DOCUMENT SECTION below:

E-Series resetting after publish

Hello—I’m seeing some unpredictable behavior with my E-Series when it’s in its publication sequence and I’m hoping someone may have some insight. The use case is that my sensor collects data for some time while out of cellular range and then when it comes back into range, it transmits an encoded version of the whole data file line-by-line in < 622 byte chunks. I’m using @rickkas7’s SPIFFS library though I think that’s unrelated to the problem (so sorry to bug you, @rickkas7!).

What I want to see (and sometimes do see) when I get a connection, is the continued looping through my file as it publishes line-by-line until there are no data left, then it goes to sleep.

However, sometimes what I see is it publishes only one line of data (confirmed in both the Console as well as in the endpoint to a webhook) after printing its publish_id to screen and then doesn’t print anything else to screen. It then does nothing that I can observe for ~ 10 seconds (it’s configured to publish roughly once per second) then resets, starting again at the very top of my script instead of staying within the loop where it should be for a couple minutes.

End of DOCUMENT SECTION.
GIVEN DATA below:

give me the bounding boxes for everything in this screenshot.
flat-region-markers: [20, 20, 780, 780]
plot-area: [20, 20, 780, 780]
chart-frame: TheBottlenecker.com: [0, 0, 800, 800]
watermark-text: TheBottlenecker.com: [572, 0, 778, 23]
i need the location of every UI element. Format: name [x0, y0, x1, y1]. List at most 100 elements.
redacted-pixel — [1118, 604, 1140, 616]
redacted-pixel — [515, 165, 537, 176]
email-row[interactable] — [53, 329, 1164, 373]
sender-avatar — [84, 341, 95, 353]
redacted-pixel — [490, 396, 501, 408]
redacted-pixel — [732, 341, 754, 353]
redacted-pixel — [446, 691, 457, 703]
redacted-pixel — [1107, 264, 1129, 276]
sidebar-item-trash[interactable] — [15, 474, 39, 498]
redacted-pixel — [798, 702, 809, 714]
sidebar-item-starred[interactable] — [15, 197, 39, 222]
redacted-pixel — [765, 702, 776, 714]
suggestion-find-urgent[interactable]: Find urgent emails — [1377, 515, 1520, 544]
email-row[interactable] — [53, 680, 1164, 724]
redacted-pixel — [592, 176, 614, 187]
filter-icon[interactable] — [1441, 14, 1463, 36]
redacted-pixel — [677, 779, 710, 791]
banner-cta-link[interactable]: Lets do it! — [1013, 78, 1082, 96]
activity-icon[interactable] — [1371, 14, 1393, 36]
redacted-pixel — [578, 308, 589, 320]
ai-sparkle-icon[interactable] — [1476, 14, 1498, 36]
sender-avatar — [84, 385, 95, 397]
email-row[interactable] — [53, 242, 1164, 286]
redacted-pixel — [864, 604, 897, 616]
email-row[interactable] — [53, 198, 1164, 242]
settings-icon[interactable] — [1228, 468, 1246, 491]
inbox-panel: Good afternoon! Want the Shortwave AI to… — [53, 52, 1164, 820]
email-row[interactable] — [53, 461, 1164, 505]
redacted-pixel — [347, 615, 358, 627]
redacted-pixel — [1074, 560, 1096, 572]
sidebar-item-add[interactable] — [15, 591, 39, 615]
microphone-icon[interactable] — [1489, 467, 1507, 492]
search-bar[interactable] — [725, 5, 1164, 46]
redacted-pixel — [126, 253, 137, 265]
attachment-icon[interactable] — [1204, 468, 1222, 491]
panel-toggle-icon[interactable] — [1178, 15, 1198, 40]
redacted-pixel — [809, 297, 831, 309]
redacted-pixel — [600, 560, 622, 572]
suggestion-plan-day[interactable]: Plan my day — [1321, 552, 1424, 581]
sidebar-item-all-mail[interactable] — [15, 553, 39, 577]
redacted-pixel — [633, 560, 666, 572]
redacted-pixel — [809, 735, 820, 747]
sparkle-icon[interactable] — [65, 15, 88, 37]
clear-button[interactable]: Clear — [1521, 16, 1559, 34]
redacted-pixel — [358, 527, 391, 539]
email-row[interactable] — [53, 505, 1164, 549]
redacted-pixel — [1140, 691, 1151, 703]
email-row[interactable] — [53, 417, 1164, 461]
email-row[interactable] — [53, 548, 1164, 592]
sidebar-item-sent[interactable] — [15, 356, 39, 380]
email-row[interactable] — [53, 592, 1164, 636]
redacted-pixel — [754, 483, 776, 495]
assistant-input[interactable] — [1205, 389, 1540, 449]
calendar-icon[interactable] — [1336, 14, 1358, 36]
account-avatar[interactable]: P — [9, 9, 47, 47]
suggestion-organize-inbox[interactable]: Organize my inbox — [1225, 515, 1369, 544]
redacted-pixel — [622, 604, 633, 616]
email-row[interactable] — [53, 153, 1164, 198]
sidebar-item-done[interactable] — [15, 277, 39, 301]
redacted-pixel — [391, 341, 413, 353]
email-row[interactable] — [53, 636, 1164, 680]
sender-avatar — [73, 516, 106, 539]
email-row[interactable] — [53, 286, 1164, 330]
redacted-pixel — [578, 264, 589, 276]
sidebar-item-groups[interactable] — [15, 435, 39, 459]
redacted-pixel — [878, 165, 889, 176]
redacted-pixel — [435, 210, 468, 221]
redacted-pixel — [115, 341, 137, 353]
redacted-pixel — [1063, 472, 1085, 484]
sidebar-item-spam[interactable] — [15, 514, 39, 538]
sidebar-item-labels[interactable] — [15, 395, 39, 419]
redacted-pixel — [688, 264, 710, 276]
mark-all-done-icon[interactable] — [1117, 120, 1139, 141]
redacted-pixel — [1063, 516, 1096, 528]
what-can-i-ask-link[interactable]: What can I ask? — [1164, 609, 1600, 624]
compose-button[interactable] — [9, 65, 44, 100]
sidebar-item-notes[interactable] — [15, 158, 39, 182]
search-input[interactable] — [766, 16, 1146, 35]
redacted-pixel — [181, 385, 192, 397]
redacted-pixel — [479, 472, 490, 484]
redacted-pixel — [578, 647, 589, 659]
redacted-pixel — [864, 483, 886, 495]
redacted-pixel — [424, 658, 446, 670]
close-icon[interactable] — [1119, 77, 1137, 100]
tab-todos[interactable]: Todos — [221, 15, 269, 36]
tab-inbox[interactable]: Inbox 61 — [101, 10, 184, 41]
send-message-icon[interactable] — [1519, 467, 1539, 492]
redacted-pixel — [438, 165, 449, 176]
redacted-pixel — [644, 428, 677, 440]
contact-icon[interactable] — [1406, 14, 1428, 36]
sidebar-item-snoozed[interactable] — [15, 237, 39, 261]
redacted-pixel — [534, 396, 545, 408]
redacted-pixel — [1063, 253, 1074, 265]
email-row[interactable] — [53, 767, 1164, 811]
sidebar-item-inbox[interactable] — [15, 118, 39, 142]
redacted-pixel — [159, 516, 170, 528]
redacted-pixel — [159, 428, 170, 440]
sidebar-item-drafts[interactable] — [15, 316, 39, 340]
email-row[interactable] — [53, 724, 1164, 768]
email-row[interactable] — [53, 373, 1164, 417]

End of GIVEN DATA.

*AIM OF THE TASK*: Repeat the forum post's wording between "However, sometimes what" and "a couple minutes.", inclusive. The rows were taken from a separate source.

*TASK RESULT*:
However, sometimes what I see is it publishes only one line of data (confirmed in both the Console as well as in the endpoint to a webhook) after printing its publish_id to screen and then doesn’t print anything else to screen. It then does nothing that I can observe for ~ 10 seconds (it’s configured to publish roughly once per second) then resets, starting again at the very top of my script instead of staying within the loop where it should be for a couple minutes.